Start of Dataset rows
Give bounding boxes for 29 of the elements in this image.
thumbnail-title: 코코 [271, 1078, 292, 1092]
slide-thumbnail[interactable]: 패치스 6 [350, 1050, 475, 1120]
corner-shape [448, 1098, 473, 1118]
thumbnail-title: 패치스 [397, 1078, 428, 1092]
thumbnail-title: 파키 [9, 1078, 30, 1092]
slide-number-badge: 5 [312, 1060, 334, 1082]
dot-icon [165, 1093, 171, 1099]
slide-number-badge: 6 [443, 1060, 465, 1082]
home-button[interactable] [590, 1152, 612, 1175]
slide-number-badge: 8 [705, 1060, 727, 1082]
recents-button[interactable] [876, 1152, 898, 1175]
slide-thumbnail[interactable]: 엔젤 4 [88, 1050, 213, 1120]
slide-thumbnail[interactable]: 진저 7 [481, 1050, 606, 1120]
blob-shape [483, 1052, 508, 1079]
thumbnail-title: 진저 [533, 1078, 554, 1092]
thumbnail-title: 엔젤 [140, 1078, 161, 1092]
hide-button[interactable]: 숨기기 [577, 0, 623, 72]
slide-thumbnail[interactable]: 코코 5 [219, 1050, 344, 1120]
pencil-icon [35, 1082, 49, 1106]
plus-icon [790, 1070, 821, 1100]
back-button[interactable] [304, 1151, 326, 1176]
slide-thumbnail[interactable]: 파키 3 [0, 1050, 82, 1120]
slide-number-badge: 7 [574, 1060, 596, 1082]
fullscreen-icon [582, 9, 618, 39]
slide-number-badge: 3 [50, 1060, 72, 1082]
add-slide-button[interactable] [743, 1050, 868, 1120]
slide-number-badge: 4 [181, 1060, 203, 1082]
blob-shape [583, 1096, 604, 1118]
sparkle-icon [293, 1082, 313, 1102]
End of Dataset rows
### Objective
Can you retype every line of the records above, character for character?

### Written answer
Give bounding boxes for 29 of the elements in this image.
thumbnail-title: 코코 [271, 1078, 292, 1092]
slide-thumbnail[interactable]: 패치스 6 [350, 1050, 475, 1120]
corner-shape [448, 1098, 473, 1118]
thumbnail-title: 패치스 [397, 1078, 428, 1092]
thumbnail-title: 파키 [9, 1078, 30, 1092]
slide-number-badge: 5 [312, 1060, 334, 1082]
dot-icon [165, 1093, 171, 1099]
slide-number-badge: 6 [443, 1060, 465, 1082]
home-button[interactable] [590, 1152, 612, 1175]
slide-number-badge: 8 [705, 1060, 727, 1082]
recents-button[interactable] [876, 1152, 898, 1175]
slide-thumbnail[interactable]: 엔젤 4 [88, 1050, 213, 1120]
slide-thumbnail[interactable]: 진저 7 [481, 1050, 606, 1120]
blob-shape [483, 1052, 508, 1079]
thumbnail-title: 진저 [533, 1078, 554, 1092]
thumbnail-title: 엔젤 [140, 1078, 161, 1092]
hide-button[interactable]: 숨기기 [577, 0, 623, 72]
slide-thumbnail[interactable]: 코코 5 [219, 1050, 344, 1120]
pencil-icon [35, 1082, 49, 1106]
plus-icon [790, 1070, 821, 1100]
back-button[interactable] [304, 1151, 326, 1176]
slide-thumbnail[interactable]: 파키 3 [0, 1050, 82, 1120]
slide-number-badge: 7 [574, 1060, 596, 1082]
fullscreen-icon [582, 9, 618, 39]
slide-number-badge: 3 [50, 1060, 72, 1082]
add-slide-button[interactable] [743, 1050, 868, 1120]
slide-number-badge: 4 [181, 1060, 203, 1082]
blob-shape [583, 1096, 604, 1118]
sparkle-icon [293, 1082, 313, 1102]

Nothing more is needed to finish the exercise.